> Raw data
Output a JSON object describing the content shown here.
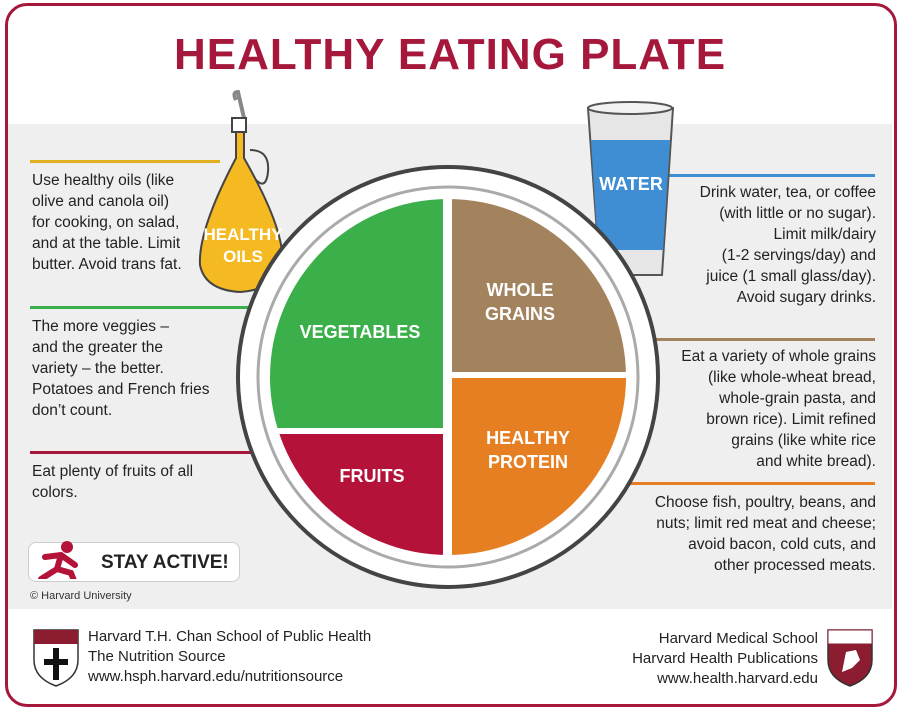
{
  "title": "HEALTHY EATING PLATE",
  "colors": {
    "accent": "#a6173c",
    "oils": "#f5b922",
    "vegetables": "#3bb04a",
    "grains": "#a3825e",
    "protein": "#e67e22",
    "fruits": "#b5123a",
    "water": "#3f8ed4"
  },
  "oils": {
    "label_1": "HEALTHY",
    "label_2": "OILS",
    "text": [
      "Use healthy oils (like",
      "olive and canola oil)",
      "for cooking, on salad,",
      "and at the table. Limit",
      "butter. Avoid trans fat."
    ]
  },
  "water": {
    "label": "WATER",
    "text": [
      "Drink water, tea, or coffee",
      "(with little or no sugar).",
      "Limit milk/dairy",
      "(1-2 servings/day) and",
      "juice (1 small glass/day).",
      "Avoid sugary drinks."
    ]
  },
  "vegetables": {
    "label": "VEGETABLES",
    "text": [
      "The more veggies –",
      "and the greater the",
      "variety – the better.",
      "Potatoes and French fries",
      "don’t count."
    ]
  },
  "grains": {
    "label_1": "WHOLE",
    "label_2": "GRAINS",
    "text": [
      "Eat a variety of whole grains",
      "(like whole-wheat bread,",
      "whole-grain pasta, and",
      "brown rice). Limit refined",
      "grains (like white rice",
      "and white bread)."
    ]
  },
  "fruits": {
    "label": "FRUITS",
    "text": [
      "Eat plenty of fruits of all",
      "colors."
    ]
  },
  "protein": {
    "label_1": "HEALTHY",
    "label_2": "PROTEIN",
    "text": [
      "Choose fish, poultry, beans, and",
      "nuts;  limit red meat and cheese;",
      "avoid bacon, cold cuts,  and",
      "other processed meats."
    ]
  },
  "stay_active": "STAY ACTIVE!",
  "copyright": "© Harvard University",
  "footer_left": [
    "Harvard T.H. Chan School of Public Health",
    "The Nutrition Source",
    "www.hsph.harvard.edu/nutritionsource"
  ],
  "footer_right": [
    "Harvard Medical School",
    "Harvard Health Publications",
    "www.health.harvard.edu"
  ]
}
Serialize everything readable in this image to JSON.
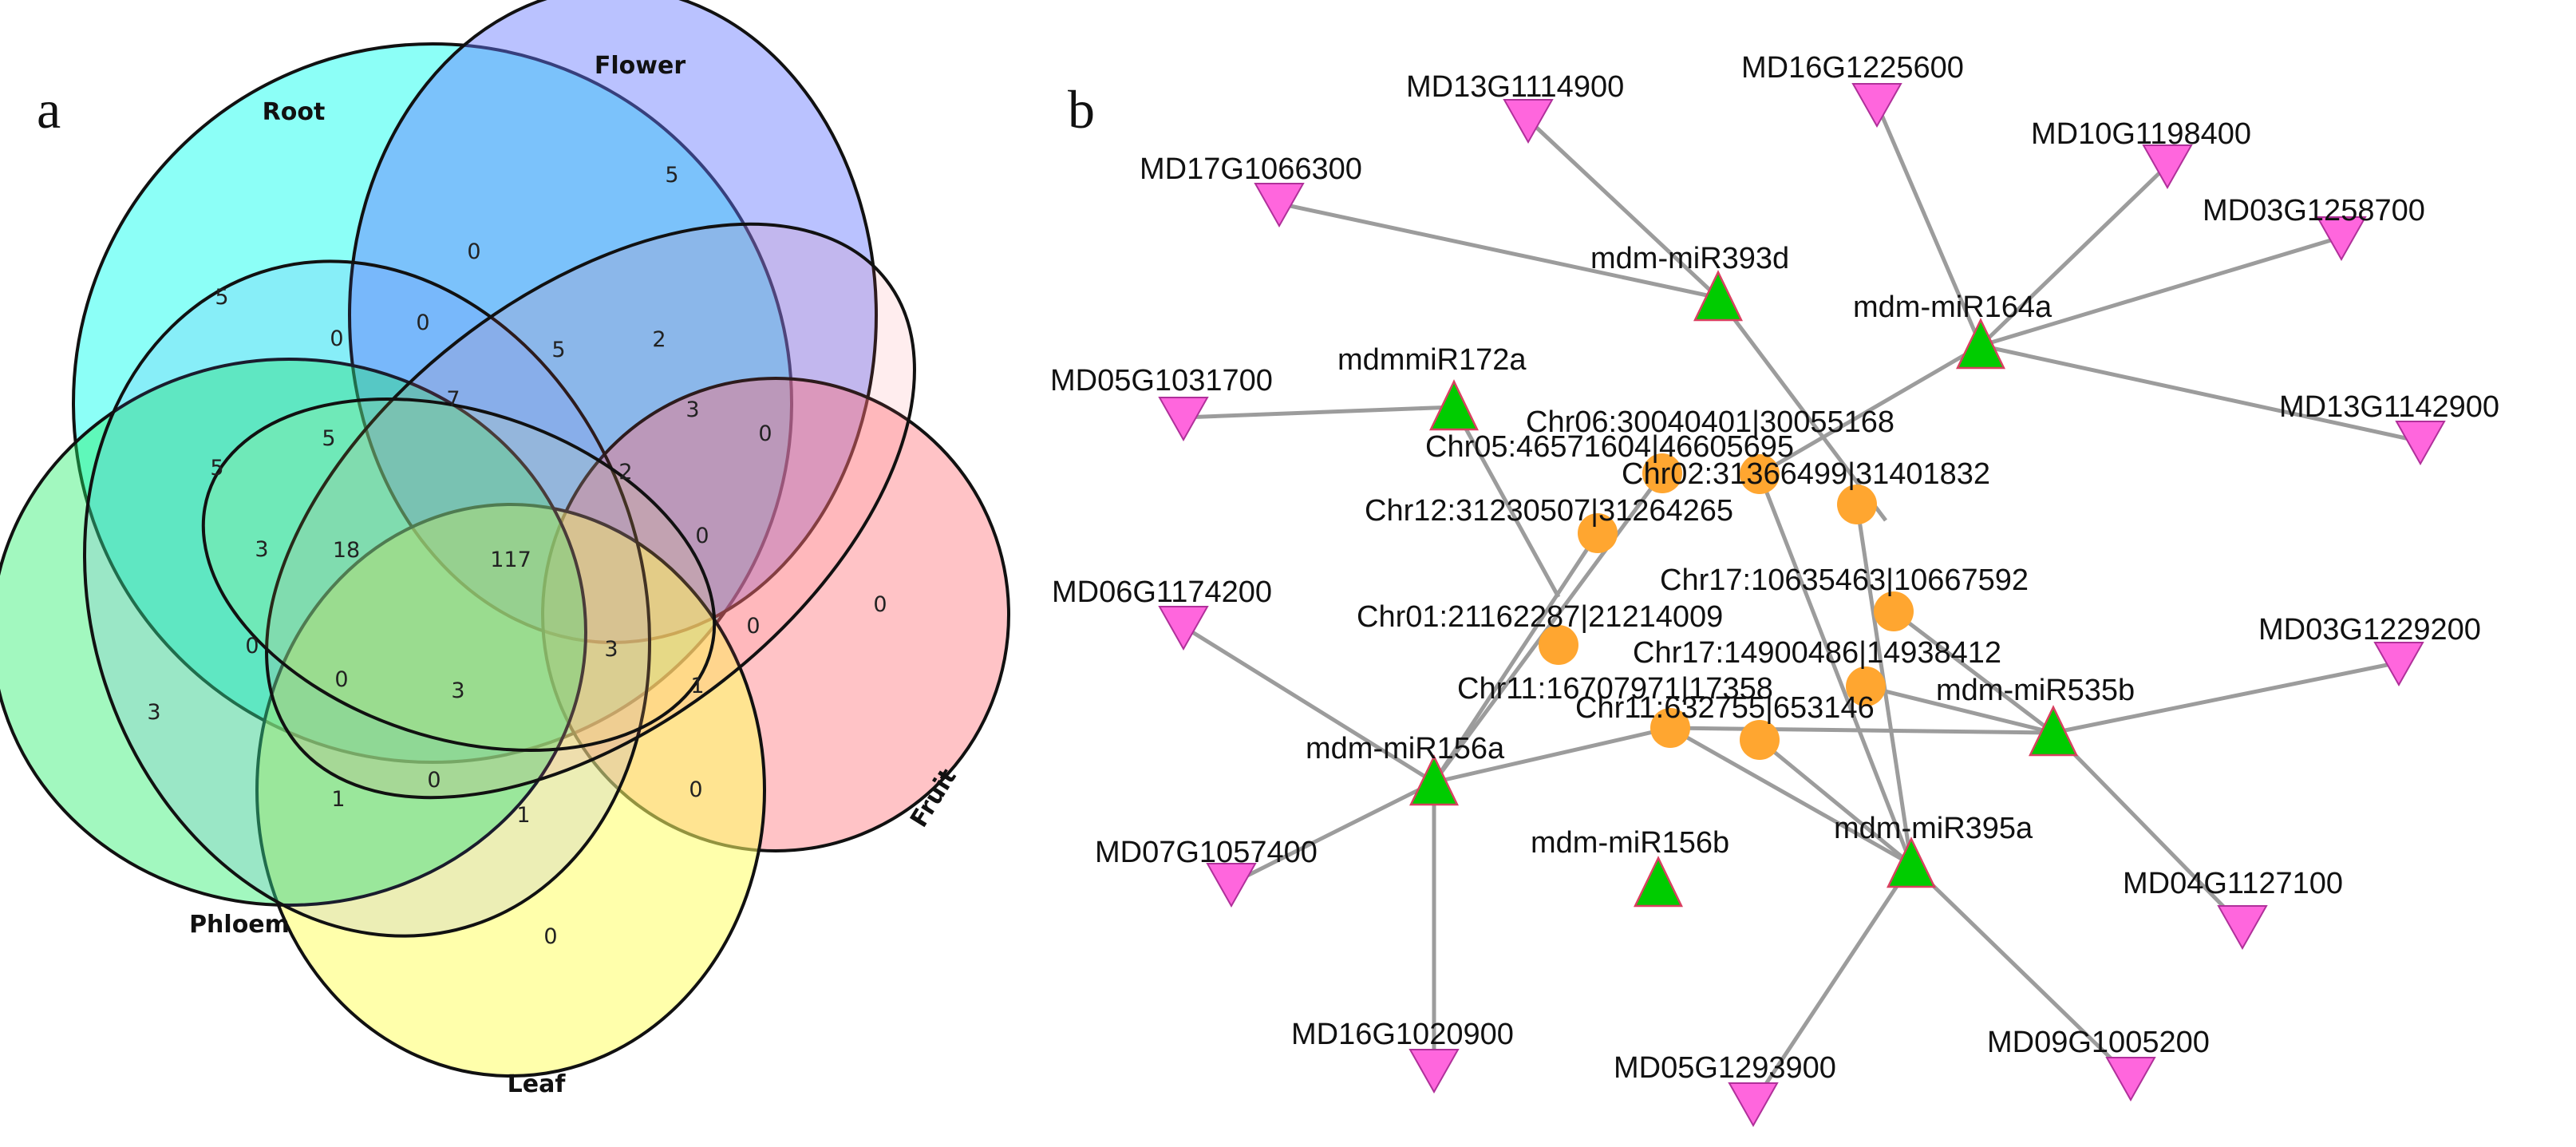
{
  "panels": {
    "a": "a",
    "b": "b"
  },
  "venn": {
    "sets": [
      {
        "name": "Root",
        "color": "#00ffee"
      },
      {
        "name": "Flower",
        "color": "#6677ff"
      },
      {
        "name": "Fruit",
        "color": "#ff6f77"
      },
      {
        "name": "Leaf",
        "color": "#ffff66"
      },
      {
        "name": "Phloem",
        "color": "#22ee66"
      }
    ],
    "counts": {
      "root_only": "5",
      "flower_only": "5",
      "fruit_only": "0",
      "leaf_only": "0",
      "phloem_only": "3",
      "c_0_a": "0",
      "c_0_b": "0",
      "c_0_c": "0",
      "c_0_d": "0",
      "c_0_e": "0",
      "c_0_f": "0",
      "c_0_g": "0",
      "c_0_h": "0",
      "c_0_i": "0",
      "c_0_j": "0",
      "c_5_a": "5",
      "c_5_b": "5",
      "c_5_c": "5",
      "c_2_a": "2",
      "c_2_b": "2",
      "c_3_a": "3",
      "c_3_b": "3",
      "c_3_c": "3",
      "c_3_d": "3",
      "c_1_a": "1",
      "c_1_b": "1",
      "c_1_c": "1",
      "c_7": "7",
      "c_18": "18",
      "c_117": "117"
    }
  },
  "network": {
    "mirnas": {
      "m393d": "mdm-miR393d",
      "m164a": "mdm-miR164a",
      "m172a": "mdmmiR172a",
      "m156a": "mdm-miR156a",
      "m156b": "mdm-miR156b",
      "m395a": "mdm-miR395a",
      "m535b": "mdm-miR535b"
    },
    "genes": {
      "g1": "MD13G1114900",
      "g2": "MD16G1225600",
      "g3": "MD10G1198400",
      "g4": "MD17G1066300",
      "g5": "MD03G1258700",
      "g6": "MD05G1031700",
      "g7": "MD13G1142900",
      "g8": "MD06G1174200",
      "g9": "MD03G1229200",
      "g10": "MD07G1057400",
      "g11": "MD04G1127100",
      "g12": "MD16G1020900",
      "g13": "MD05G1293900",
      "g14": "MD09G1005200"
    },
    "circs": {
      "c1": "Chr06:30040401|30055168",
      "c2": "Chr05:46571604|46605695",
      "c3": "Chr02:31366499|31401832",
      "c4": "Chr12:31230507|31264265",
      "c5": "Chr17:10635463|10667592",
      "c6": "Chr01:21162287|21214009",
      "c7": "Chr17:14900486|14938412",
      "c8": "Chr11:16707971|17358",
      "c9": "Chr11:632755|653146"
    },
    "colors": {
      "mirna": "#00cc00",
      "gene": "#ff66dd",
      "circ": "#ffa630",
      "edge": "#9c9c9c"
    }
  }
}
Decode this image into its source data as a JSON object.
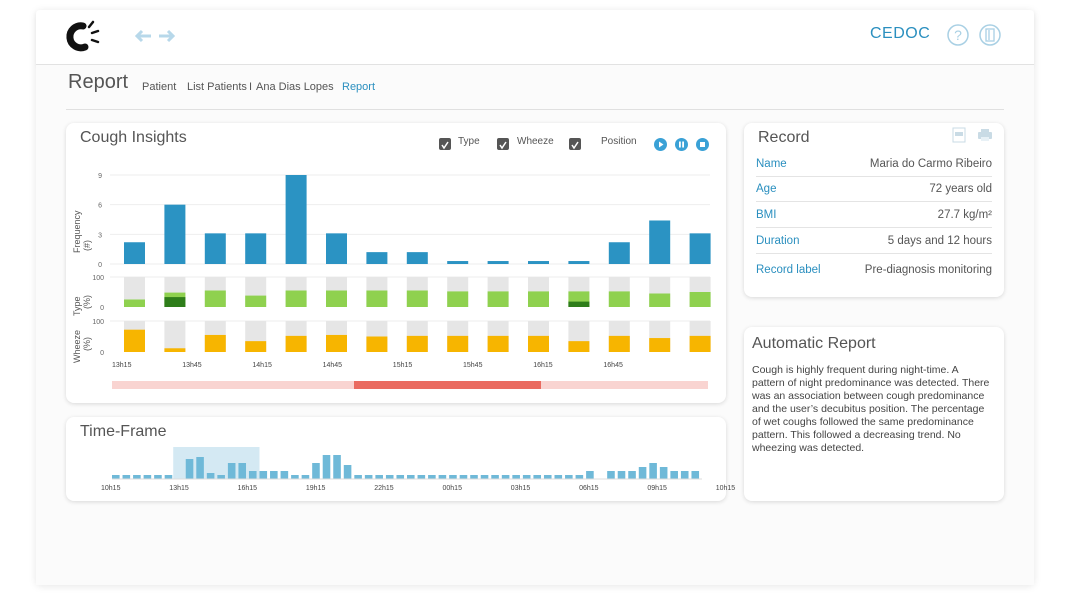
{
  "header": {
    "org": "CEDOC"
  },
  "page": {
    "title": "Report",
    "breadcrumbs": [
      {
        "label": "Patient"
      },
      {
        "label": "List Patients"
      },
      {
        "label": "I"
      },
      {
        "label": "Ana Dias Lopes"
      },
      {
        "label": "Report"
      }
    ]
  },
  "insights": {
    "title": "Cough Insights",
    "toggles": [
      {
        "label": "Type"
      },
      {
        "label": "Wheeze"
      },
      {
        "label": "Position"
      }
    ],
    "freq_ylabel": "Frequency",
    "freq_unit": "(#)",
    "type_ylabel": "Type",
    "wheeze_ylabel": "Wheeze",
    "pct_unit": "(%)"
  },
  "timeframe": {
    "title": "Time-Frame"
  },
  "record": {
    "title": "Record",
    "rows": [
      {
        "key": "Name",
        "value": "Maria do Carmo Ribeiro"
      },
      {
        "key": "Age",
        "value": "72 years old"
      },
      {
        "key": "BMI",
        "value": "27.7 kg/m²"
      },
      {
        "key": "Duration",
        "value": "5 days and 12 hours"
      },
      {
        "key": "Record label",
        "value": "Pre-diagnosis monitoring"
      }
    ]
  },
  "auto_report": {
    "title": "Automatic Report",
    "text": "Cough is highly frequent during night-time. A pattern of night predominance was detected. There was an association between cough predominance and the user’s decubitus position. The percentage of wet coughs followed the same predominance pattern. This followed a decreasing trend. No wheezing was detected."
  },
  "colors": {
    "freq": "#2b93c3",
    "type_light": "#8fd14f",
    "type_dark": "#2e7d1a",
    "wheeze": "#f7b500",
    "bg_bar": "#e6e6e6",
    "timeline_light": "#f9d4d1",
    "timeline_dark": "#ea6b60",
    "tf_bar": "#6fb9d8",
    "tf_sel": "#d4e9f3"
  },
  "chart_data": [
    {
      "type": {
        "ylim": [
          0,
          100
        ],
        "yticks": [
          "0",
          "100"
        ],
        "light": [
          25,
          48,
          55,
          38,
          55,
          55,
          55,
          55,
          52,
          52,
          52,
          52,
          52,
          45,
          50
        ],
        "dark": [
          0,
          33,
          0,
          0,
          0,
          0,
          0,
          0,
          0,
          0,
          0,
          18,
          0,
          0,
          0
        ]
      },
      "x_ticks": [
        "13h15",
        "13h45",
        "14h15",
        "14h45",
        "15h15",
        "15h45",
        "16h15",
        "16h45"
      ],
      "frequency": {
        "ylim": [
          0,
          9
        ],
        "yticks": [
          "0",
          "3",
          "6",
          "9"
        ],
        "values": [
          2.2,
          6,
          3.1,
          3.1,
          9,
          3.1,
          1.2,
          1.2,
          0.3,
          0.3,
          0.3,
          0.3,
          2.2,
          4.4,
          3.1
        ]
      },
      "wheeze": {
        "ylim": [
          0,
          100
        ],
        "yticks": [
          "0",
          "100"
        ],
        "values": [
          72,
          12,
          55,
          35,
          52,
          55,
          50,
          52,
          52,
          52,
          52,
          35,
          52,
          45,
          52
        ]
      }
    },
    {
      "type": "bar",
      "x_ticks": [
        "10h15",
        "13h15",
        "16h15",
        "19h15",
        "22h15",
        "00h15",
        "03h15",
        "06h15",
        "09h15",
        "10h15"
      ],
      "values": [
        1,
        1,
        1,
        1,
        1,
        1,
        0,
        5,
        5.5,
        1.5,
        1,
        4,
        4,
        2,
        2,
        2,
        2,
        1,
        1,
        4,
        6,
        6,
        3.5,
        1,
        1,
        1,
        1,
        1,
        1,
        1,
        1,
        1,
        1,
        1,
        1,
        1,
        1,
        1,
        1,
        1,
        1,
        1,
        1,
        1,
        1,
        2,
        0,
        2,
        2,
        2,
        3,
        4,
        3,
        2,
        2,
        2
      ],
      "selection": {
        "from": 6,
        "to": 13
      }
    }
  ]
}
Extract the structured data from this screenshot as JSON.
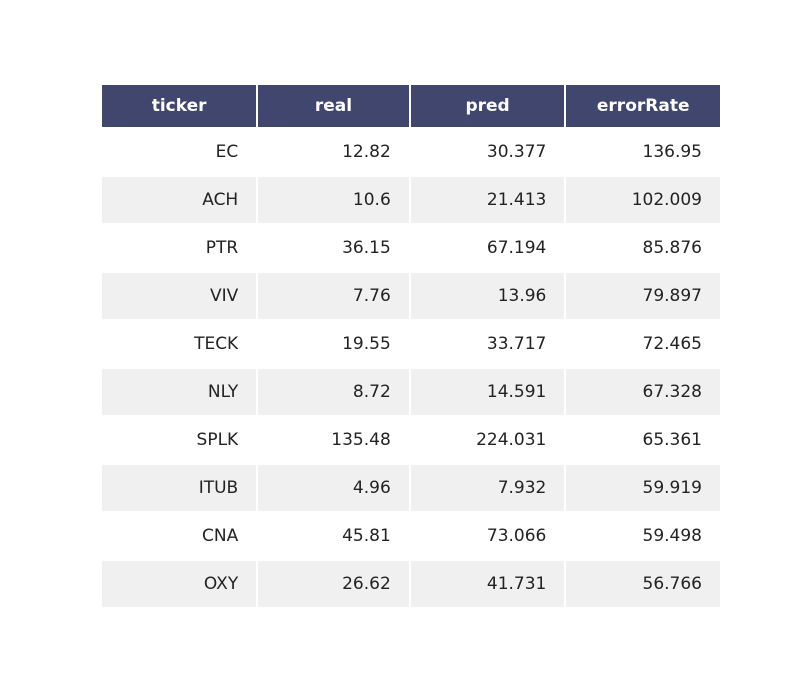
{
  "chart_data": {
    "type": "table",
    "columns": [
      "ticker",
      "real",
      "pred",
      "errorRate"
    ],
    "rows": [
      [
        "EC",
        "12.82",
        "30.377",
        "136.95"
      ],
      [
        "ACH",
        "10.6",
        "21.413",
        "102.009"
      ],
      [
        "PTR",
        "36.15",
        "67.194",
        "85.876"
      ],
      [
        "VIV",
        "7.76",
        "13.96",
        "79.897"
      ],
      [
        "TECK",
        "19.55",
        "33.717",
        "72.465"
      ],
      [
        "NLY",
        "8.72",
        "14.591",
        "67.328"
      ],
      [
        "SPLK",
        "135.48",
        "224.031",
        "65.361"
      ],
      [
        "ITUB",
        "4.96",
        "7.932",
        "59.919"
      ],
      [
        "CNA",
        "45.81",
        "73.066",
        "59.498"
      ],
      [
        "OXY",
        "26.62",
        "41.731",
        "56.766"
      ]
    ],
    "layout": {
      "header_align": "center",
      "cell_align": "right",
      "grid": "white 2px gaps between cells",
      "row_striping": "even data rows shaded"
    },
    "colors": {
      "header_bg": "#40466e",
      "header_text": "#ffffff",
      "row_bg": "#ffffff",
      "row_alt_bg": "#f0f0f1",
      "cell_text": "#222222",
      "grid": "#ffffff",
      "page_bg": "#ffffff"
    }
  }
}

> Work required
Show all lines in the records above that hold "object".

> Response
Output a JSON object describing the content shown here.
Decode this image into its source data as a JSON object.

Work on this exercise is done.